SUPPLIED DATA =
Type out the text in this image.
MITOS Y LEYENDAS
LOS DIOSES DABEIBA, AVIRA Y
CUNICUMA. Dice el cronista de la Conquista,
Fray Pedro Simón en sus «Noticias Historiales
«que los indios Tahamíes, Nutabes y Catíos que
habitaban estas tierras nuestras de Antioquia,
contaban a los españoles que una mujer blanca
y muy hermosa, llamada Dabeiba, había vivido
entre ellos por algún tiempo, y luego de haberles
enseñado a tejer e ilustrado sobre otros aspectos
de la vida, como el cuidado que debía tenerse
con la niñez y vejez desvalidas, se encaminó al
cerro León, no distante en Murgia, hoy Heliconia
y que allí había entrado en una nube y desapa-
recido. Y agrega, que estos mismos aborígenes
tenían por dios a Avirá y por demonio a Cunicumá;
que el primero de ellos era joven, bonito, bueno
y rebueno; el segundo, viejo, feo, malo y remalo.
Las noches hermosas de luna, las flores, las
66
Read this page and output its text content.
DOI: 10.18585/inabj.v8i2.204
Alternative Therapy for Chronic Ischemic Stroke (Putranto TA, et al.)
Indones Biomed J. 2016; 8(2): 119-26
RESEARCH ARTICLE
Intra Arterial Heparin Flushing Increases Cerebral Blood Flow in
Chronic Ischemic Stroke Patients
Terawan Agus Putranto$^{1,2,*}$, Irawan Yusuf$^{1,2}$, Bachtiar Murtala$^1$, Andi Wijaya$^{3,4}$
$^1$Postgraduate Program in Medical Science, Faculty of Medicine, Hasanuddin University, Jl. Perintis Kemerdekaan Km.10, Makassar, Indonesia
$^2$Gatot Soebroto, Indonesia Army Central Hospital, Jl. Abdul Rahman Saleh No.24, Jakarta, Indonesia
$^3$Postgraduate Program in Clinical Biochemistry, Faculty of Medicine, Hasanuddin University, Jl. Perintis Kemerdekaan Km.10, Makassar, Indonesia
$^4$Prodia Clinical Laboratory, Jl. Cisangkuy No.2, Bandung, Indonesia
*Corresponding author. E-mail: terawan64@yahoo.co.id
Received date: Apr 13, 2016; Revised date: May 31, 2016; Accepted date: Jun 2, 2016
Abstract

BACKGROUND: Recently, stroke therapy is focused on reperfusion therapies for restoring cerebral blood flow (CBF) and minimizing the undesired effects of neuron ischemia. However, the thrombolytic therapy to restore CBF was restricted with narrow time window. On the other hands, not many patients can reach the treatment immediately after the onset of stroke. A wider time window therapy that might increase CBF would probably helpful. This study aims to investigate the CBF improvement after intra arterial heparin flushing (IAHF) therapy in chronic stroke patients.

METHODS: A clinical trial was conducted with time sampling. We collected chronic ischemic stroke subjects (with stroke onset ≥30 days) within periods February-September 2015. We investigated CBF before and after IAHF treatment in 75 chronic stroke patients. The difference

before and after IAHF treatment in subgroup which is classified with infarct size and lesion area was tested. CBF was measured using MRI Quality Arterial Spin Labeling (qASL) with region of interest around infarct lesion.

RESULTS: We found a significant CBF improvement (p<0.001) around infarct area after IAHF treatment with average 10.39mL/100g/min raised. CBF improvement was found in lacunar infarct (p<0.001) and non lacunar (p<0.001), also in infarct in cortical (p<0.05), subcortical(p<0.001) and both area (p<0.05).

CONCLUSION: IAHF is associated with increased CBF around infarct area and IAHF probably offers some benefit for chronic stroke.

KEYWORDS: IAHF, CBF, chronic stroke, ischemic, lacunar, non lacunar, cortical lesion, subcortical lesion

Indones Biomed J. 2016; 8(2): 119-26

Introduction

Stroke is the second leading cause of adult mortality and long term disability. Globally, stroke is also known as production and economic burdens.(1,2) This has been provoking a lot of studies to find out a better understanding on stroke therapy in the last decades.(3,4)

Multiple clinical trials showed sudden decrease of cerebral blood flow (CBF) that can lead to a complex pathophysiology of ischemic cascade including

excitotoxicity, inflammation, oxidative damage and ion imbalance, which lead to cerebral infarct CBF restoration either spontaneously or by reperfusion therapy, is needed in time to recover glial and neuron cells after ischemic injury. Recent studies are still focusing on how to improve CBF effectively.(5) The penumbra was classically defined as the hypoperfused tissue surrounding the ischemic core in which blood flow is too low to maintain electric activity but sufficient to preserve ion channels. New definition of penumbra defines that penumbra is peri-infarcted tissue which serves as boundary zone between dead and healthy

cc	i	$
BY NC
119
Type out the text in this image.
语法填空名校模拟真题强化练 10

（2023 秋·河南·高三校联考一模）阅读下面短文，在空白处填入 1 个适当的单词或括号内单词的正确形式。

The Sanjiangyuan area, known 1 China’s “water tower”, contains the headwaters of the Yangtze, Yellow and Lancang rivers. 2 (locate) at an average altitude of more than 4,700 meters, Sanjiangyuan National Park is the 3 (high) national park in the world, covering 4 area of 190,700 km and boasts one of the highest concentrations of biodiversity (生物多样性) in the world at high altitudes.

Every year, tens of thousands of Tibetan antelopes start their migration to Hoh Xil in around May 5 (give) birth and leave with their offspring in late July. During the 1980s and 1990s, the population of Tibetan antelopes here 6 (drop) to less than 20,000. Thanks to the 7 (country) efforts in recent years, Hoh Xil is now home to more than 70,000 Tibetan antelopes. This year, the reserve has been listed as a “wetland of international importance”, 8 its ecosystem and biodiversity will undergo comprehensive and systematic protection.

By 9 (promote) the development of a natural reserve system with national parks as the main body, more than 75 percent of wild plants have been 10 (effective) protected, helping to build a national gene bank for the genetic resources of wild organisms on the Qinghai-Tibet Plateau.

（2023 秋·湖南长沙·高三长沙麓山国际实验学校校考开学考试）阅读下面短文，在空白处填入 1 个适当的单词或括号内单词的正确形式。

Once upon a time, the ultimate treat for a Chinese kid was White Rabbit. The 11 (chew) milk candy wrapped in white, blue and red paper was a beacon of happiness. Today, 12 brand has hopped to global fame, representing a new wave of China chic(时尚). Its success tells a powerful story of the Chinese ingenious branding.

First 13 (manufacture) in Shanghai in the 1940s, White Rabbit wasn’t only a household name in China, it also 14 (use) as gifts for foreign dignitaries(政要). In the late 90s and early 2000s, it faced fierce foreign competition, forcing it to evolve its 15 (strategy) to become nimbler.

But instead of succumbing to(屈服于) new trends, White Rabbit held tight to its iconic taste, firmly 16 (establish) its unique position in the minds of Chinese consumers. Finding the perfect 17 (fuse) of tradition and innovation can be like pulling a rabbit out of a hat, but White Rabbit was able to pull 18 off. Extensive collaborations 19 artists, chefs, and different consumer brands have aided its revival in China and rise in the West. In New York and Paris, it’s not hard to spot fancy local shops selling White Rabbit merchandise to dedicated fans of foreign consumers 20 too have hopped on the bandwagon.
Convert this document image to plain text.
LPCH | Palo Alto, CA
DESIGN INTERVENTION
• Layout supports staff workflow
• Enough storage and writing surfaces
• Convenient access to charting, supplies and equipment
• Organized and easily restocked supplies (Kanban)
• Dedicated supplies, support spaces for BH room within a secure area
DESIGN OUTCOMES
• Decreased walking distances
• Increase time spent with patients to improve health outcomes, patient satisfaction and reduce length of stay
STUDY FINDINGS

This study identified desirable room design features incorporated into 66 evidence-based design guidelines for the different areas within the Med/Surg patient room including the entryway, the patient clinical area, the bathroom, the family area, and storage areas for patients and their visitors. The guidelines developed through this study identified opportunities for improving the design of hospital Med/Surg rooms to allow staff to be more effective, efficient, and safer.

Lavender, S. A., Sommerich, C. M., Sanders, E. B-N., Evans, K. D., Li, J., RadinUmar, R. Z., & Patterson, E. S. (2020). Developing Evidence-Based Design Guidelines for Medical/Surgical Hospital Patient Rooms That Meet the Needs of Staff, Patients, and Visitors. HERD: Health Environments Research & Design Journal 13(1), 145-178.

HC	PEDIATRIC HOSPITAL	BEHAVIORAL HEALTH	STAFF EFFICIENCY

AIM OF THE TASK = Please return every line in the data that includes the string "University".

ANSWER AREA =
$^1$Postgraduate Program in Medical Science, Faculty of Medicine, Hasanuddin University, Jl. Perintis Kemerdekaan Km.10, Makassar, Indonesia
$^3$Postgraduate Program in Clinical Biochemistry, Faculty of Medicine, Hasanuddin University, Jl. Perintis Kemerdekaan Km.10, Makassar, Indonesia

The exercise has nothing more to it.